→ Task description
Work out how many lines of the material below mention the word "JSON"; reply with the number only.

☆ ☆ ☆

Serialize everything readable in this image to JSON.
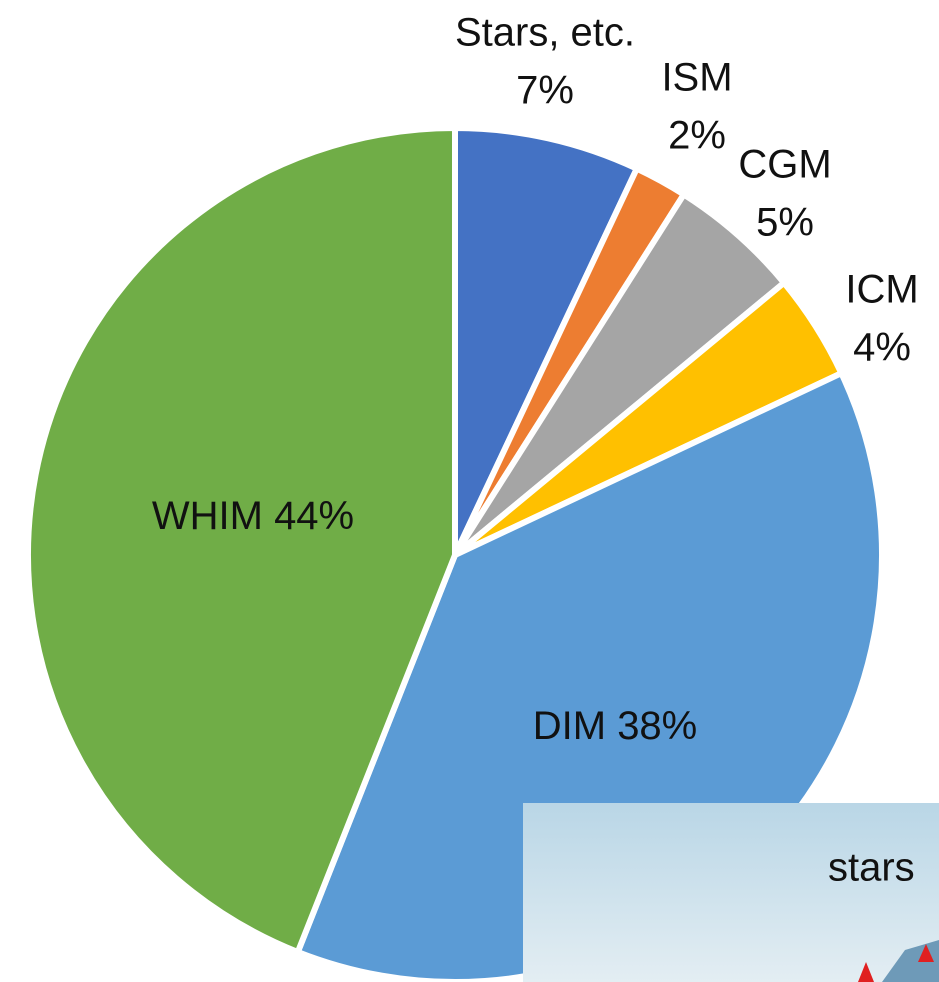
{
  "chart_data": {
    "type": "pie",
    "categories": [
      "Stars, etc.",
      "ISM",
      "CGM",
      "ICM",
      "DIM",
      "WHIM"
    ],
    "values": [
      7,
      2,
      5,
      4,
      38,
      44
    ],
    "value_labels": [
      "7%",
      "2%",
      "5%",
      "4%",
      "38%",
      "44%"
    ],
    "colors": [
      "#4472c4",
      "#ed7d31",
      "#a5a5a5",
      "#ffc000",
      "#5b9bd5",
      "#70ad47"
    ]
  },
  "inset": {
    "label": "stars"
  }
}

☆ ☆ ☆

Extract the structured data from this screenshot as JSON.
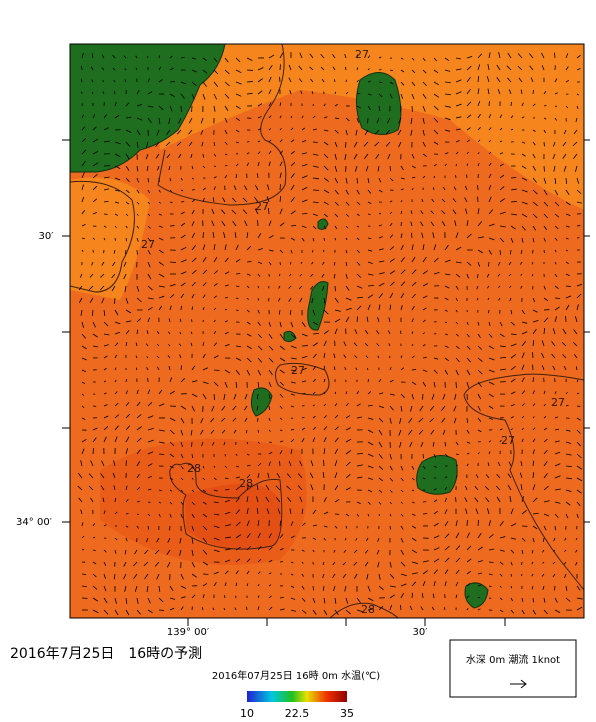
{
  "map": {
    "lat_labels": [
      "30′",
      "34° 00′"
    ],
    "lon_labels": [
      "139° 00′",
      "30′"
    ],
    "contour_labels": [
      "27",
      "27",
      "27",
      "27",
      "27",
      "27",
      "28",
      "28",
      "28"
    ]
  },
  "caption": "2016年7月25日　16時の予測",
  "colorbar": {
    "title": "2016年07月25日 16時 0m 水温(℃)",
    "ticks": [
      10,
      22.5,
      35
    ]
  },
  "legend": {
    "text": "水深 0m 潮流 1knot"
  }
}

☆ ☆ ☆

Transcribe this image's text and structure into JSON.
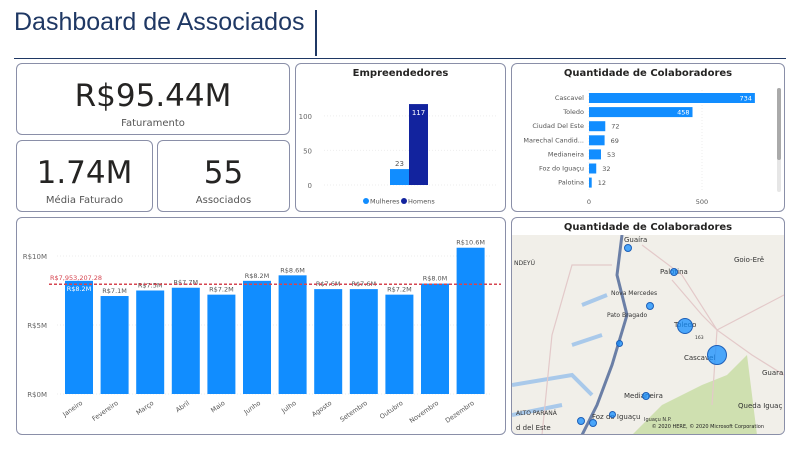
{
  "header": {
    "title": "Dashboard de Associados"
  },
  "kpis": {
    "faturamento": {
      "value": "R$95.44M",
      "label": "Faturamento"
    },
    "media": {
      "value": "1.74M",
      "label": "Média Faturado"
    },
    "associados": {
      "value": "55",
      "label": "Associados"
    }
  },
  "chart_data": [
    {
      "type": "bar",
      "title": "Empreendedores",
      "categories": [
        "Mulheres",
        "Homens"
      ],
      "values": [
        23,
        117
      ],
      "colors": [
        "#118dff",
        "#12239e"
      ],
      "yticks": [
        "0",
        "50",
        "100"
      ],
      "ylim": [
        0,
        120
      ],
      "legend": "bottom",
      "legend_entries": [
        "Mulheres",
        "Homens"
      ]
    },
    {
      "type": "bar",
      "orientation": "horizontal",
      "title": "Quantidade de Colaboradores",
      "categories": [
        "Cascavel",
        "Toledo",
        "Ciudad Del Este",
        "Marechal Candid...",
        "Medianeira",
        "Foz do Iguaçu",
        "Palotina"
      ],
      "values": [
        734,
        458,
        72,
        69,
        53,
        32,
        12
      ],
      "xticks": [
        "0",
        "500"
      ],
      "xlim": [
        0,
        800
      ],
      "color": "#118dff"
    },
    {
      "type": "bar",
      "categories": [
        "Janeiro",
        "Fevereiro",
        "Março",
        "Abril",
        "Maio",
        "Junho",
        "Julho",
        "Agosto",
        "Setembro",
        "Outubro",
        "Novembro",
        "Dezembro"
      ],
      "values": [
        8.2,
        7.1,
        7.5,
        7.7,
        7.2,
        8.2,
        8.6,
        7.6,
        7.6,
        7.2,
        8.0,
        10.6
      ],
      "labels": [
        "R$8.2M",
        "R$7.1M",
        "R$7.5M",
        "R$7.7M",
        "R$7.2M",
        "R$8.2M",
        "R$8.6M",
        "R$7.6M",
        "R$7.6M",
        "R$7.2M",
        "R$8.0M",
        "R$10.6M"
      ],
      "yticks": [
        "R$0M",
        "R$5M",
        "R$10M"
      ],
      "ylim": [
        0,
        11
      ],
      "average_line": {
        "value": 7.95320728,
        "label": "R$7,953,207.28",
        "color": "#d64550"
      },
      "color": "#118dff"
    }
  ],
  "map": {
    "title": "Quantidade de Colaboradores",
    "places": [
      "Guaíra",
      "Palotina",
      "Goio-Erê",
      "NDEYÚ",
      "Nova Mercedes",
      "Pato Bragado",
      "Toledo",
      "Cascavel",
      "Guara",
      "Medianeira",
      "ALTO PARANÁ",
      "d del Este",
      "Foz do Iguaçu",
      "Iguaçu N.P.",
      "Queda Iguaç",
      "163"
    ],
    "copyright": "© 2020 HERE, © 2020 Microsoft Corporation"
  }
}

☆ ☆ ☆

→ Exercise response
3